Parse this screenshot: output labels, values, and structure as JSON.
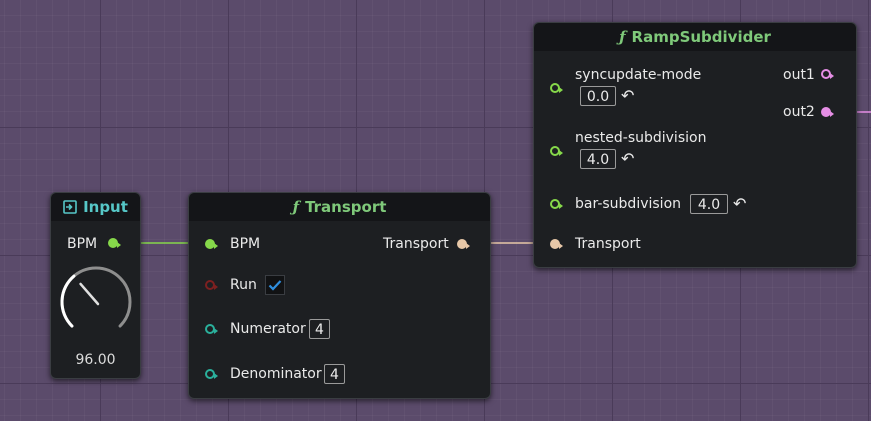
{
  "colors": {
    "background": "#5b4b6b",
    "node": "#1d1f22",
    "pin_float": "#86d84a",
    "pin_bool": "#7d2020",
    "pin_int": "#2ab09c",
    "pin_transport": "#e8c8a8",
    "pin_signal": "#e58ee5",
    "title_function": "#7fc97a",
    "title_input": "#56c7c7"
  },
  "input_node": {
    "title": "Input",
    "icon": "input-arrow-icon",
    "output_label": "BPM",
    "knob_value": "96.00",
    "knob_level": 0.35
  },
  "transport_node": {
    "title": "Transport",
    "icon": "function-icon",
    "func_glyph": "ƒ",
    "inputs": {
      "bpm": "BPM",
      "run": "Run",
      "numerator": "Numerator",
      "denominator": "Denominator"
    },
    "run_checked": true,
    "numerator_value": "4",
    "denominator_value": "4",
    "output_label": "Transport"
  },
  "ramp_node": {
    "title": "RampSubdivider",
    "icon": "function-icon",
    "func_glyph": "ƒ",
    "inputs": {
      "syncupdate": "syncupdate-mode",
      "nested": "nested-subdivision",
      "bar": "bar-subdivision",
      "transport": "Transport"
    },
    "syncupdate_value": "0.0",
    "nested_value": "4.0",
    "bar_value": "4.0",
    "reset_glyph": "↶",
    "outputs": {
      "out1": "out1",
      "out2": "out2"
    }
  }
}
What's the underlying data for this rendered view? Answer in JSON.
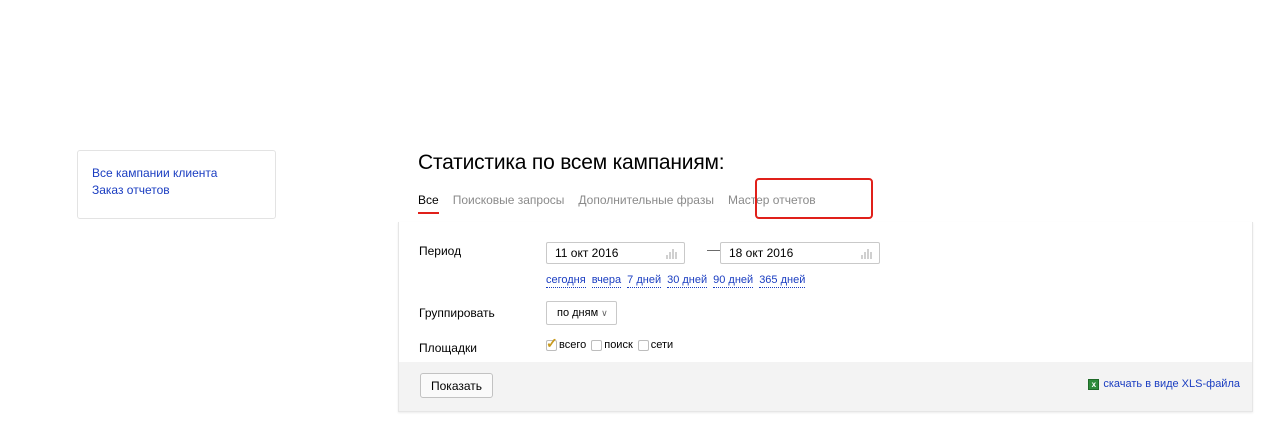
{
  "sidebar": {
    "links": [
      {
        "label": "Все кампании клиента"
      },
      {
        "label": "Заказ отчетов"
      }
    ]
  },
  "title": "Статистика по всем кампаниям:",
  "tabs": [
    {
      "label": "Все",
      "active": true
    },
    {
      "label": "Поисковые запросы",
      "active": false
    },
    {
      "label": "Дополнительные фразы",
      "active": false
    },
    {
      "label": "Мастер отчетов",
      "active": false,
      "highlighted": true
    }
  ],
  "form": {
    "period_label": "Период",
    "date_from": "11 окт 2016",
    "date_to": "18 окт 2016",
    "date_separator": "—",
    "quick_ranges": [
      "сегодня",
      "вчера",
      "7 дней",
      "30 дней",
      "90 дней",
      "365 дней"
    ],
    "group_label": "Группировать",
    "group_value": "по дням",
    "platforms_label": "Площадки",
    "platforms": [
      {
        "label": "всего",
        "checked": true
      },
      {
        "label": "поиск",
        "checked": false
      },
      {
        "label": "сети",
        "checked": false
      }
    ],
    "submit_label": "Показать",
    "download_label": "скачать в виде XLS-файла"
  },
  "colors": {
    "link": "#1a3dc1",
    "accent_red": "#e0201a",
    "footer_bg": "#f3f3f3"
  },
  "icons": {
    "calendar": "calendar-icon",
    "chevron": "chevron-down-icon",
    "excel": "excel-icon"
  }
}
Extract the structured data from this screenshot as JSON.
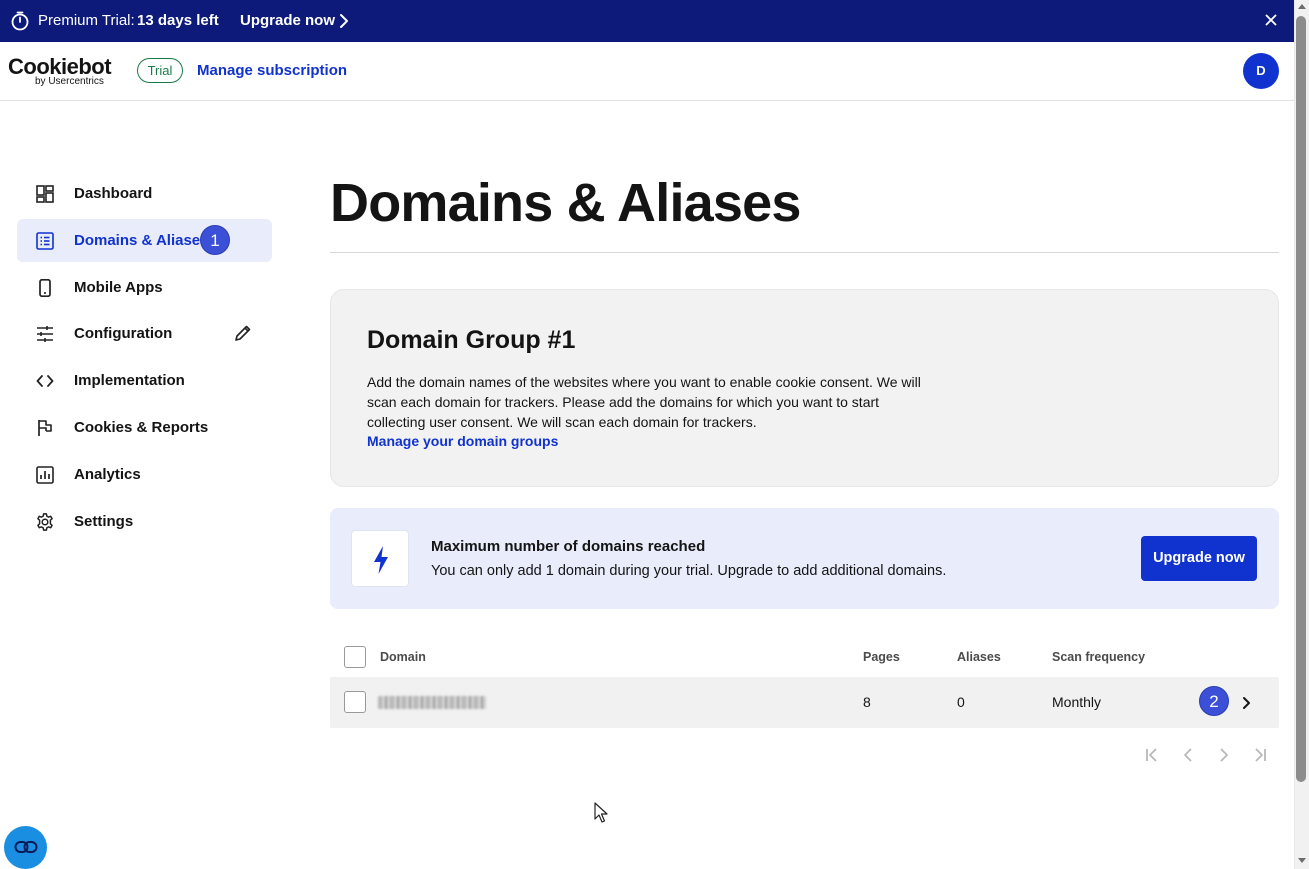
{
  "trial_banner": {
    "label": "Premium Trial:",
    "days_left": "13 days left",
    "upgrade_link": "Upgrade now",
    "icons": {
      "timer": "timer-icon",
      "chevron": "chevron-right-icon",
      "close": "close-icon"
    }
  },
  "header": {
    "logo_main": "Cookiebot",
    "logo_sub": "by Usercentrics",
    "trial_badge": "Trial",
    "manage_subscription": "Manage subscription",
    "avatar_initial": "D"
  },
  "sidebar": {
    "items": [
      {
        "label": "Dashboard",
        "icon": "dashboard-icon"
      },
      {
        "label": "Domains & Aliases",
        "icon": "list-icon",
        "active": true,
        "badge": "1"
      },
      {
        "label": "Mobile Apps",
        "icon": "mobile-icon"
      },
      {
        "label": "Configuration",
        "icon": "sliders-icon",
        "trailing_icon": "pencil-icon"
      },
      {
        "label": "Implementation",
        "icon": "code-icon"
      },
      {
        "label": "Cookies & Reports",
        "icon": "flag-icon"
      },
      {
        "label": "Analytics",
        "icon": "bar-chart-icon"
      },
      {
        "label": "Settings",
        "icon": "gear-icon"
      }
    ]
  },
  "main": {
    "title": "Domains & Aliases",
    "group": {
      "title": "Domain Group #1",
      "description": "Add the domain names of the websites where you want to enable cookie consent. We will scan each domain for trackers. Please add the domains for which you want to start collecting user consent. We will scan each domain for trackers.",
      "manage_link": "Manage your domain groups"
    },
    "limit_notice": {
      "icon": "lightning-icon",
      "title": "Maximum number of domains reached",
      "text": "You can only add 1 domain during your trial. Upgrade to add additional domains.",
      "button": "Upgrade now"
    },
    "table": {
      "columns": [
        "Domain",
        "Pages",
        "Aliases",
        "Scan frequency"
      ],
      "rows": [
        {
          "domain": "",
          "pages": "8",
          "aliases": "0",
          "scan_frequency": "Monthly",
          "badge": "2"
        }
      ]
    }
  },
  "colors": {
    "banner_bg": "#0d1a7a",
    "primary": "#1032cf",
    "active_nav_bg": "#e8ecfb",
    "trial_green": "#1b7a4a"
  }
}
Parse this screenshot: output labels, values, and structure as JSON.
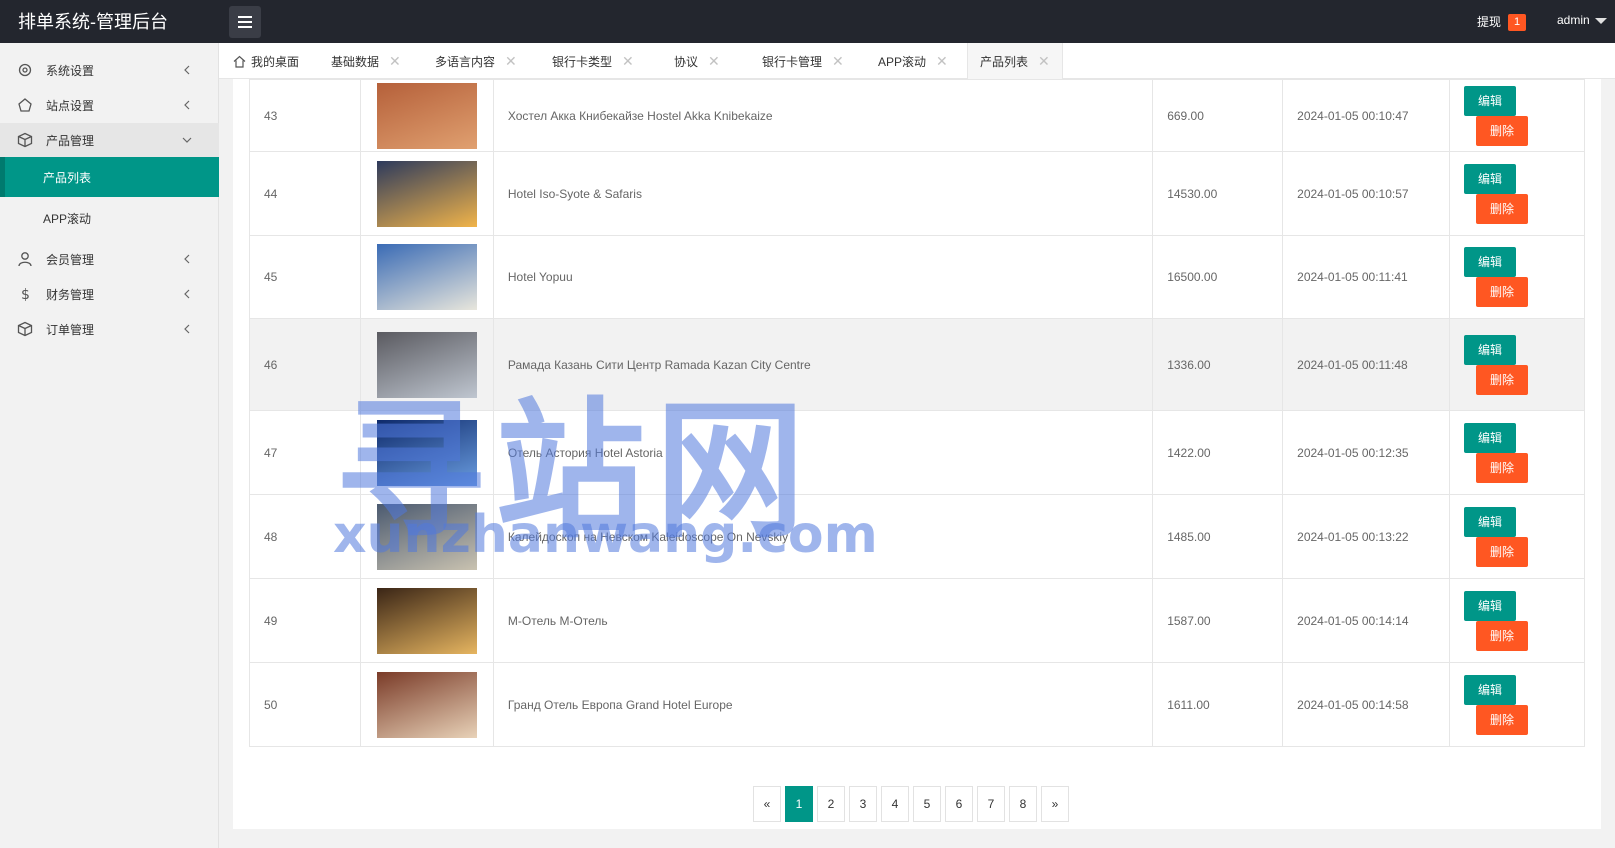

──────

EXERCISE DIRECTIONS
Every line is to be duplicated exactly, though pictures stay out.

EXERCISE SOLUTION
Parse this screenshot: output labels, values, and structure as JSON.
{
  "colors": {
    "background": "#5b4b6b",
    "node": "#1d1f22",
    "pin_float": "#86d84a",
    "pin_bool": "#7d2020",
    "pin_int": "#2ab09c",
    "pin_transport": "#e8c8a8",
    "pin_signal": "#e58ee5",
    "title_function": "#7fc97a",
    "title_input": "#56c7c7"
  },
  "input_node": {
    "title": "Input",
    "icon": "input-arrow-icon",
    "output_label": "BPM",
    "knob_value": "96.00",
    "knob_level": 0.35
  },
  "transport_node": {
    "title": "Transport",
    "icon": "function-icon",
    "func_glyph": "ƒ",
    "inputs": {
      "bpm": "BPM",
      "run": "Run",
      "numerator": "Numerator",
      "denominator": "Denominator"
    },
    "run_checked": true,
    "numerator_value": "4",
    "denominator_value": "4",
    "output_label": "Transport"
  },
  "ramp_node": {
    "title": "RampSubdivider",
    "icon": "function-icon",
    "func_glyph": "ƒ",
    "inputs": {
      "syncupdate": "syncupdate-mode",
      "nested": "nested-subdivision",
      "bar": "bar-subdivision",
      "transport": "Transport"
    },
    "syncupdate_value": "0.0",
    "nested_value": "4.0",
    "bar_value": "4.0",
    "reset_glyph": "↶",
    "outputs": {
      "out1": "out1",
      "out2": "out2"
    }
  }
}
What's the underlying data for this rendered view? Answer in JSON.
{
  "sidebar": {
    "links": [
      {
        "label": "Все кампании клиента"
      },
      {
        "label": "Заказ отчетов"
      }
    ]
  },
  "title": "Статистика по всем кампаниям:",
  "tabs": [
    {
      "label": "Все",
      "active": true
    },
    {
      "label": "Поисковые запросы",
      "active": false
    },
    {
      "label": "Дополнительные фразы",
      "active": false
    },
    {
      "label": "Мастер отчетов",
      "active": false,
      "highlighted": true
    }
  ],
  "form": {
    "period_label": "Период",
    "date_from": "11 окт 2016",
    "date_to": "18 окт 2016",
    "date_separator": "—",
    "quick_ranges": [
      "сегодня",
      "вчера",
      "7 дней",
      "30 дней",
      "90 дней",
      "365 дней"
    ],
    "group_label": "Группировать",
    "group_value": "по дням",
    "platforms_label": "Площадки",
    "platforms": [
      {
        "label": "всего",
        "checked": true
      },
      {
        "label": "поиск",
        "checked": false
      },
      {
        "label": "сети",
        "checked": false
      }
    ],
    "submit_label": "Показать",
    "download_label": "скачать в виде XLS-файла"
  },
  "colors": {
    "link": "#1a3dc1",
    "accent_red": "#e0201a",
    "footer_bg": "#f3f3f3"
  },
  "icons": {
    "calendar": "calendar-icon",
    "chevron": "chevron-down-icon",
    "excel": "excel-icon"
  }
}
Extract the structured data from this screenshot as JSON.
{
  "trial_banner": {
    "label": "Premium Trial:",
    "days_left": "13 days left",
    "upgrade_link": "Upgrade now",
    "icons": {
      "timer": "timer-icon",
      "chevron": "chevron-right-icon",
      "close": "close-icon"
    }
  },
  "header": {
    "logo_main": "Cookiebot",
    "logo_sub": "by Usercentrics",
    "trial_badge": "Trial",
    "manage_subscription": "Manage subscription",
    "avatar_initial": "D"
  },
  "sidebar": {
    "items": [
      {
        "label": "Dashboard",
        "icon": "dashboard-icon"
      },
      {
        "label": "Domains & Aliases",
        "icon": "list-icon",
        "active": true,
        "badge": "1"
      },
      {
        "label": "Mobile Apps",
        "icon": "mobile-icon"
      },
      {
        "label": "Configuration",
        "icon": "sliders-icon",
        "trailing_icon": "pencil-icon"
      },
      {
        "label": "Implementation",
        "icon": "code-icon"
      },
      {
        "label": "Cookies & Reports",
        "icon": "flag-icon"
      },
      {
        "label": "Analytics",
        "icon": "bar-chart-icon"
      },
      {
        "label": "Settings",
        "icon": "gear-icon"
      }
    ]
  },
  "main": {
    "title": "Domains & Aliases",
    "group": {
      "title": "Domain Group #1",
      "description": "Add the domain names of the websites where you want to enable cookie consent. We will scan each domain for trackers. Please add the domains for which you want to start collecting user consent. We will scan each domain for trackers.",
      "manage_link": "Manage your domain groups"
    },
    "limit_notice": {
      "icon": "lightning-icon",
      "title": "Maximum number of domains reached",
      "text": "You can only add 1 domain during your trial. Upgrade to add additional domains.",
      "button": "Upgrade now"
    },
    "table": {
      "columns": [
        "Domain",
        "Pages",
        "Aliases",
        "Scan frequency"
      ],
      "rows": [
        {
          "domain": "",
          "pages": "8",
          "aliases": "0",
          "scan_frequency": "Monthly",
          "badge": "2"
        }
      ]
    }
  },
  "colors": {
    "banner_bg": "#0d1a7a",
    "primary": "#1032cf",
    "active_nav_bg": "#e8ecfb",
    "trial_green": "#1b7a4a"
  }
}
Parse this screenshot: output labels, values, and structure as JSON.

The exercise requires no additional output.